__WORK TO DO__:
Only the number is needed: how many lines of the records include "text"?

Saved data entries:
***

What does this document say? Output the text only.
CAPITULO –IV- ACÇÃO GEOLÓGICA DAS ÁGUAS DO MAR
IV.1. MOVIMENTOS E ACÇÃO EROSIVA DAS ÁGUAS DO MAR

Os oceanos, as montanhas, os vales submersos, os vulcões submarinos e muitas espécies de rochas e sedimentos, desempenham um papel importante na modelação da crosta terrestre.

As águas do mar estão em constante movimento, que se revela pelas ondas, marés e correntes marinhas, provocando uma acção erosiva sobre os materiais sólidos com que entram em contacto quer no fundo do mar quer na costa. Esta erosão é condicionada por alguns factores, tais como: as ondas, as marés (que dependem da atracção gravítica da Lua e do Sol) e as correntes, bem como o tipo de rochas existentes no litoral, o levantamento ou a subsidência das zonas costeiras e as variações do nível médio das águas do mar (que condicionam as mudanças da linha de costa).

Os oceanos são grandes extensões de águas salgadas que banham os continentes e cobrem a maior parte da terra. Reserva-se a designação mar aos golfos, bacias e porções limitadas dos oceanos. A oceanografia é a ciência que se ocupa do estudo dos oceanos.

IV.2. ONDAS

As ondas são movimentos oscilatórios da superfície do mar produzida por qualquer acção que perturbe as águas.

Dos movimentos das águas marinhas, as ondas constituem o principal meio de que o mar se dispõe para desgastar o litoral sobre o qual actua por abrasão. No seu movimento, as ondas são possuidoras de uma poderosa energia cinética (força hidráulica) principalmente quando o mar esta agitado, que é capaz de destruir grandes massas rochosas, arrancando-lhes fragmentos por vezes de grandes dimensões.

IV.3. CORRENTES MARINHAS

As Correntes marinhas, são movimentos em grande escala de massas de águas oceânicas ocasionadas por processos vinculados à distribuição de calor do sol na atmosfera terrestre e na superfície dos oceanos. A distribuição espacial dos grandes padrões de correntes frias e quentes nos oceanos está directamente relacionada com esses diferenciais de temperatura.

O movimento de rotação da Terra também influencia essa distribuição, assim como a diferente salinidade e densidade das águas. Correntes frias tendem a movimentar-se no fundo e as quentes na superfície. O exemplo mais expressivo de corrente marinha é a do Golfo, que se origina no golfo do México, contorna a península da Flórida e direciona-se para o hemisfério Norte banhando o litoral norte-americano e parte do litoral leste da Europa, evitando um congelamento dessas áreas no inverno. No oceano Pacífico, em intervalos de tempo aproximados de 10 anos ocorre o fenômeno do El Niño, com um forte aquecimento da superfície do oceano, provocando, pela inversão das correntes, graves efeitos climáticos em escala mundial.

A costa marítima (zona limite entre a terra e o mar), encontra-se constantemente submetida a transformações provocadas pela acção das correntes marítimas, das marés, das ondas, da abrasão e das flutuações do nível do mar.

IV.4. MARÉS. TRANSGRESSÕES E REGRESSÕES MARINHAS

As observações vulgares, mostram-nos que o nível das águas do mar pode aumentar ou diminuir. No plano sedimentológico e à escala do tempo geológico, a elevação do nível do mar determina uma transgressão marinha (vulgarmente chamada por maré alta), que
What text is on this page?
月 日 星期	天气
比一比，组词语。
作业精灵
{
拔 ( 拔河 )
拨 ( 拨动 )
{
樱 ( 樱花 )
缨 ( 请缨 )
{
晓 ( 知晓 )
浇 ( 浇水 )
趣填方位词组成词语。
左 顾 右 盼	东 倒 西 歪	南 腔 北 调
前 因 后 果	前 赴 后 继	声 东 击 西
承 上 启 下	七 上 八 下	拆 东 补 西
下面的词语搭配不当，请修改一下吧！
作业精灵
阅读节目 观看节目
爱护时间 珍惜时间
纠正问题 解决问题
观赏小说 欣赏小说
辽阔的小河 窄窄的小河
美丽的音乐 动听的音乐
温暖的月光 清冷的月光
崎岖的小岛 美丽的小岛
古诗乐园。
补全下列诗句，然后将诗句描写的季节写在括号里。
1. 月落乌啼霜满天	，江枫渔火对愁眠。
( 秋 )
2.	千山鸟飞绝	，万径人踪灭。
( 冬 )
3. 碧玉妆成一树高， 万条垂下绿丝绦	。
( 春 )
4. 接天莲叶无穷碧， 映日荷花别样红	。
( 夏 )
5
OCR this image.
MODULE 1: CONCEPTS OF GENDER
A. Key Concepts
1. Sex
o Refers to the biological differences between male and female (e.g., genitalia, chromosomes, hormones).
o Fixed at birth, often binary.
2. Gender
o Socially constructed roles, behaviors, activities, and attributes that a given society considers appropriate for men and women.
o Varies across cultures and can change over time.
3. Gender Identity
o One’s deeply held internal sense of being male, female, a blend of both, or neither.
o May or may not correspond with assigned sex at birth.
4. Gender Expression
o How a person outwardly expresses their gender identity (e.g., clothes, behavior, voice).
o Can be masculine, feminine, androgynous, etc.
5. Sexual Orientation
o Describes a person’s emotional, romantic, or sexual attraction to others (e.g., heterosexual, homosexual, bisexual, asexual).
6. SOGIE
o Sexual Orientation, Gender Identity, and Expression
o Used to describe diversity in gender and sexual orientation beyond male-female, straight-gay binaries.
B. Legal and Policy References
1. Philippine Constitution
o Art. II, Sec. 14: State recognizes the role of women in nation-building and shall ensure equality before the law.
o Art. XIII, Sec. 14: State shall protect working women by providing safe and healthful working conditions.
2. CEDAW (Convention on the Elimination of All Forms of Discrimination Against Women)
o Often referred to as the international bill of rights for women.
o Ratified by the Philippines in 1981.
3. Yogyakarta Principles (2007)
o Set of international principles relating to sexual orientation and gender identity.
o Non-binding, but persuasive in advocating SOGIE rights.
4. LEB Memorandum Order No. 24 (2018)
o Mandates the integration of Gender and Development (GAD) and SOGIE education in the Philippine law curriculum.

***

__SOLUTION__:
2